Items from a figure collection
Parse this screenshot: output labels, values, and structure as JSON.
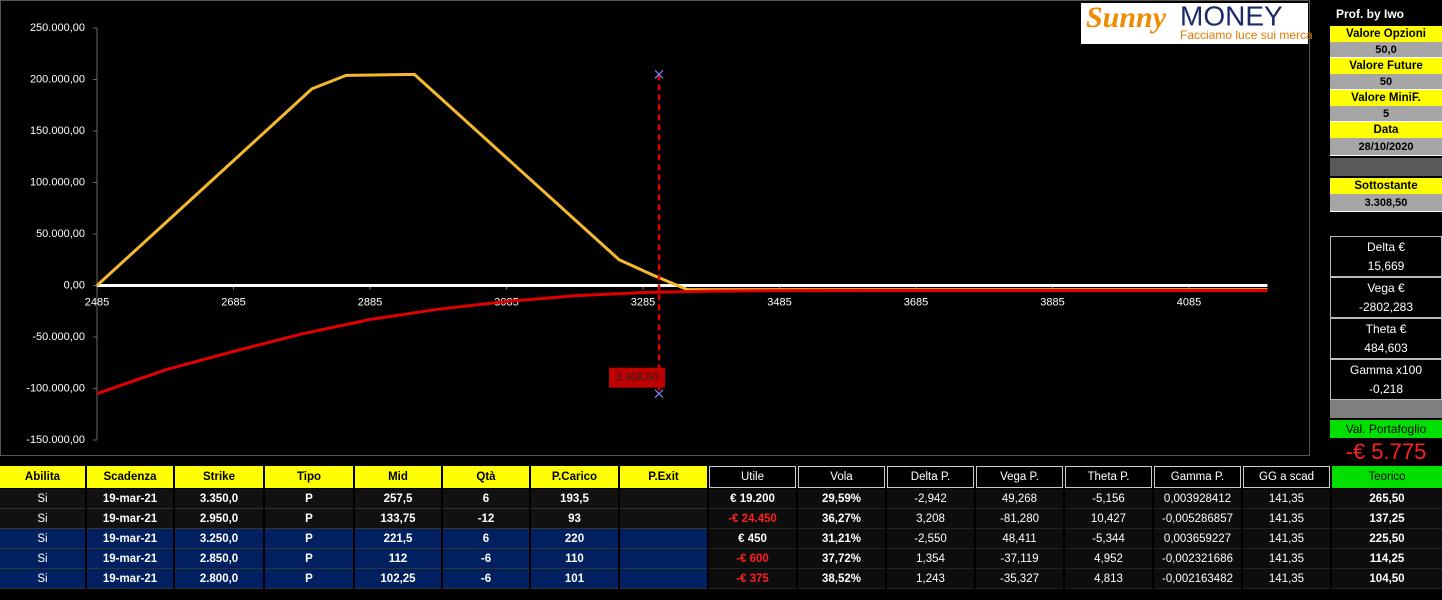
{
  "header": {
    "logo": {
      "brand_a": "Sunny",
      "brand_b": "MONEY",
      "tagline": "Facciamo luce sui mercati"
    }
  },
  "chart_data": {
    "type": "line",
    "xlim": [
      2485,
      4200
    ],
    "ylim": [
      -150000,
      250000
    ],
    "xticks": [
      2485,
      2685,
      2885,
      3085,
      3285,
      3485,
      3685,
      3885,
      4085
    ],
    "yticks": [
      {
        "value": 250000,
        "label": "250.000,00"
      },
      {
        "value": 200000,
        "label": "200.000,00"
      },
      {
        "value": 150000,
        "label": "150.000,00"
      },
      {
        "value": 100000,
        "label": "100.000,00"
      },
      {
        "value": 50000,
        "label": "50.000,00"
      },
      {
        "value": 0,
        "label": "0,00"
      },
      {
        "value": -50000,
        "label": "-50.000,00"
      },
      {
        "value": -100000,
        "label": "-100.000,00"
      },
      {
        "value": -150000,
        "label": "-150.000,00"
      }
    ],
    "series": [
      {
        "color": "#f5b82e",
        "x": [
          2485,
          2600,
          2700,
          2800,
          2850,
          2950,
          3000,
          3100,
          3200,
          3250,
          3300,
          3350,
          3400,
          3500,
          3700,
          3900,
          4100,
          4200
        ],
        "values": [
          0,
          69700,
          130300,
          191000,
          204000,
          205000,
          175000,
          115000,
          55000,
          25000,
          10000,
          -4000,
          -4000,
          -4000,
          -4000,
          -4000,
          -4000,
          -4000
        ]
      },
      {
        "color": "#e00000",
        "x": [
          2485,
          2585,
          2685,
          2785,
          2885,
          2985,
          3085,
          3185,
          3285,
          3385,
          3485,
          3685,
          3885,
          4085,
          4200
        ],
        "values": [
          -105000,
          -82000,
          -64000,
          -47000,
          -33000,
          -23000,
          -15500,
          -10000,
          -6800,
          -5500,
          -5000,
          -4800,
          -4800,
          -4800,
          -4800
        ]
      }
    ],
    "marker": {
      "x": 3308.5,
      "label": "3.308,50",
      "y_top": 205000,
      "y_bottom": -105000
    }
  },
  "panel": {
    "title": "Prof. by Iwo",
    "fields": [
      {
        "label": "Valore Opzioni",
        "value": "50,0"
      },
      {
        "label": "Valore Future",
        "value": "50"
      },
      {
        "label": "Valore MiniF.",
        "value": "5"
      },
      {
        "label": "Data",
        "value": "28/10/2020"
      },
      {
        "label": "Sottostante",
        "value": "3.308,50"
      }
    ],
    "greeks": [
      {
        "label": "Delta €",
        "value": "15,669"
      },
      {
        "label": "Vega €",
        "value": "-2802,283"
      },
      {
        "label": "Theta €",
        "value": "484,603"
      },
      {
        "label": "Gamma x100",
        "value": "-0,218"
      }
    ],
    "portfolio": {
      "label": "Val. Portafoglio",
      "value": "-€ 5.775"
    }
  },
  "table": {
    "left_headers": [
      "Abilita",
      "Scadenza",
      "Strike",
      "Tipo",
      "Mid",
      "Qtà",
      "P.Carico",
      "P.Exit"
    ],
    "right_headers": [
      "Utile",
      "Vola",
      "Delta P.",
      "Vega P.",
      "Theta P.",
      "Gamma P.",
      "GG a scad",
      "Teorico"
    ],
    "rows": [
      {
        "left": [
          "Si",
          "19-mar-21",
          "3.350,0",
          "P",
          "257,5",
          "6",
          "193,5"
        ],
        "right": [
          "€ 19.200",
          "29,59%",
          "-2,942",
          "49,268",
          "-5,156",
          "0,003928412",
          "141,35",
          "265,50"
        ]
      },
      {
        "left": [
          "Si",
          "19-mar-21",
          "2.950,0",
          "P",
          "133,75",
          "-12",
          "93"
        ],
        "right": [
          "-€ 24.450",
          "36,27%",
          "3,208",
          "-81,280",
          "10,427",
          "-0,005286857",
          "141,35",
          "137,25"
        ]
      },
      {
        "left": [
          "Si",
          "19-mar-21",
          "3.250,0",
          "P",
          "221,5",
          "6",
          "220"
        ],
        "right": [
          "€ 450",
          "31,21%",
          "-2,550",
          "48,411",
          "-5,344",
          "0,003659227",
          "141,35",
          "225,50"
        ]
      },
      {
        "left": [
          "Si",
          "19-mar-21",
          "2.850,0",
          "P",
          "112",
          "-6",
          "110"
        ],
        "right": [
          "-€ 600",
          "37,72%",
          "1,354",
          "-37,119",
          "4,952",
          "-0,002321686",
          "141,35",
          "114,25"
        ]
      },
      {
        "left": [
          "Si",
          "19-mar-21",
          "2.800,0",
          "P",
          "102,25",
          "-6",
          "101"
        ],
        "right": [
          "-€ 375",
          "38,52%",
          "1,243",
          "-35,327",
          "4,813",
          "-0,002163482",
          "141,35",
          "104,50"
        ]
      }
    ]
  }
}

DIRECTIVE — Quote each entry above verbatim and drop the pictures.

EXERCISE SOLUTION —
Parse this screenshot: output labels, values, and structure as JSON.
{
  "header": {
    "logo": {
      "brand_a": "Sunny",
      "brand_b": "MONEY",
      "tagline": "Facciamo luce sui mercati"
    }
  },
  "chart_data": {
    "type": "line",
    "xlim": [
      2485,
      4200
    ],
    "ylim": [
      -150000,
      250000
    ],
    "xticks": [
      2485,
      2685,
      2885,
      3085,
      3285,
      3485,
      3685,
      3885,
      4085
    ],
    "yticks": [
      {
        "value": 250000,
        "label": "250.000,00"
      },
      {
        "value": 200000,
        "label": "200.000,00"
      },
      {
        "value": 150000,
        "label": "150.000,00"
      },
      {
        "value": 100000,
        "label": "100.000,00"
      },
      {
        "value": 50000,
        "label": "50.000,00"
      },
      {
        "value": 0,
        "label": "0,00"
      },
      {
        "value": -50000,
        "label": "-50.000,00"
      },
      {
        "value": -100000,
        "label": "-100.000,00"
      },
      {
        "value": -150000,
        "label": "-150.000,00"
      }
    ],
    "series": [
      {
        "color": "#f5b82e",
        "x": [
          2485,
          2600,
          2700,
          2800,
          2850,
          2950,
          3000,
          3100,
          3200,
          3250,
          3300,
          3350,
          3400,
          3500,
          3700,
          3900,
          4100,
          4200
        ],
        "values": [
          0,
          69700,
          130300,
          191000,
          204000,
          205000,
          175000,
          115000,
          55000,
          25000,
          10000,
          -4000,
          -4000,
          -4000,
          -4000,
          -4000,
          -4000,
          -4000
        ]
      },
      {
        "color": "#e00000",
        "x": [
          2485,
          2585,
          2685,
          2785,
          2885,
          2985,
          3085,
          3185,
          3285,
          3385,
          3485,
          3685,
          3885,
          4085,
          4200
        ],
        "values": [
          -105000,
          -82000,
          -64000,
          -47000,
          -33000,
          -23000,
          -15500,
          -10000,
          -6800,
          -5500,
          -5000,
          -4800,
          -4800,
          -4800,
          -4800
        ]
      }
    ],
    "marker": {
      "x": 3308.5,
      "label": "3.308,50",
      "y_top": 205000,
      "y_bottom": -105000
    }
  },
  "panel": {
    "title": "Prof. by Iwo",
    "fields": [
      {
        "label": "Valore Opzioni",
        "value": "50,0"
      },
      {
        "label": "Valore Future",
        "value": "50"
      },
      {
        "label": "Valore MiniF.",
        "value": "5"
      },
      {
        "label": "Data",
        "value": "28/10/2020"
      },
      {
        "label": "Sottostante",
        "value": "3.308,50"
      }
    ],
    "greeks": [
      {
        "label": "Delta €",
        "value": "15,669"
      },
      {
        "label": "Vega €",
        "value": "-2802,283"
      },
      {
        "label": "Theta €",
        "value": "484,603"
      },
      {
        "label": "Gamma x100",
        "value": "-0,218"
      }
    ],
    "portfolio": {
      "label": "Val. Portafoglio",
      "value": "-€ 5.775"
    }
  },
  "table": {
    "left_headers": [
      "Abilita",
      "Scadenza",
      "Strike",
      "Tipo",
      "Mid",
      "Qtà",
      "P.Carico",
      "P.Exit"
    ],
    "right_headers": [
      "Utile",
      "Vola",
      "Delta P.",
      "Vega P.",
      "Theta P.",
      "Gamma P.",
      "GG a scad",
      "Teorico"
    ],
    "rows": [
      {
        "left": [
          "Si",
          "19-mar-21",
          "3.350,0",
          "P",
          "257,5",
          "6",
          "193,5"
        ],
        "right": [
          "€ 19.200",
          "29,59%",
          "-2,942",
          "49,268",
          "-5,156",
          "0,003928412",
          "141,35",
          "265,50"
        ]
      },
      {
        "left": [
          "Si",
          "19-mar-21",
          "2.950,0",
          "P",
          "133,75",
          "-12",
          "93"
        ],
        "right": [
          "-€ 24.450",
          "36,27%",
          "3,208",
          "-81,280",
          "10,427",
          "-0,005286857",
          "141,35",
          "137,25"
        ]
      },
      {
        "left": [
          "Si",
          "19-mar-21",
          "3.250,0",
          "P",
          "221,5",
          "6",
          "220"
        ],
        "right": [
          "€ 450",
          "31,21%",
          "-2,550",
          "48,411",
          "-5,344",
          "0,003659227",
          "141,35",
          "225,50"
        ]
      },
      {
        "left": [
          "Si",
          "19-mar-21",
          "2.850,0",
          "P",
          "112",
          "-6",
          "110"
        ],
        "right": [
          "-€ 600",
          "37,72%",
          "1,354",
          "-37,119",
          "4,952",
          "-0,002321686",
          "141,35",
          "114,25"
        ]
      },
      {
        "left": [
          "Si",
          "19-mar-21",
          "2.800,0",
          "P",
          "102,25",
          "-6",
          "101"
        ],
        "right": [
          "-€ 375",
          "38,52%",
          "1,243",
          "-35,327",
          "4,813",
          "-0,002163482",
          "141,35",
          "104,50"
        ]
      }
    ]
  }
}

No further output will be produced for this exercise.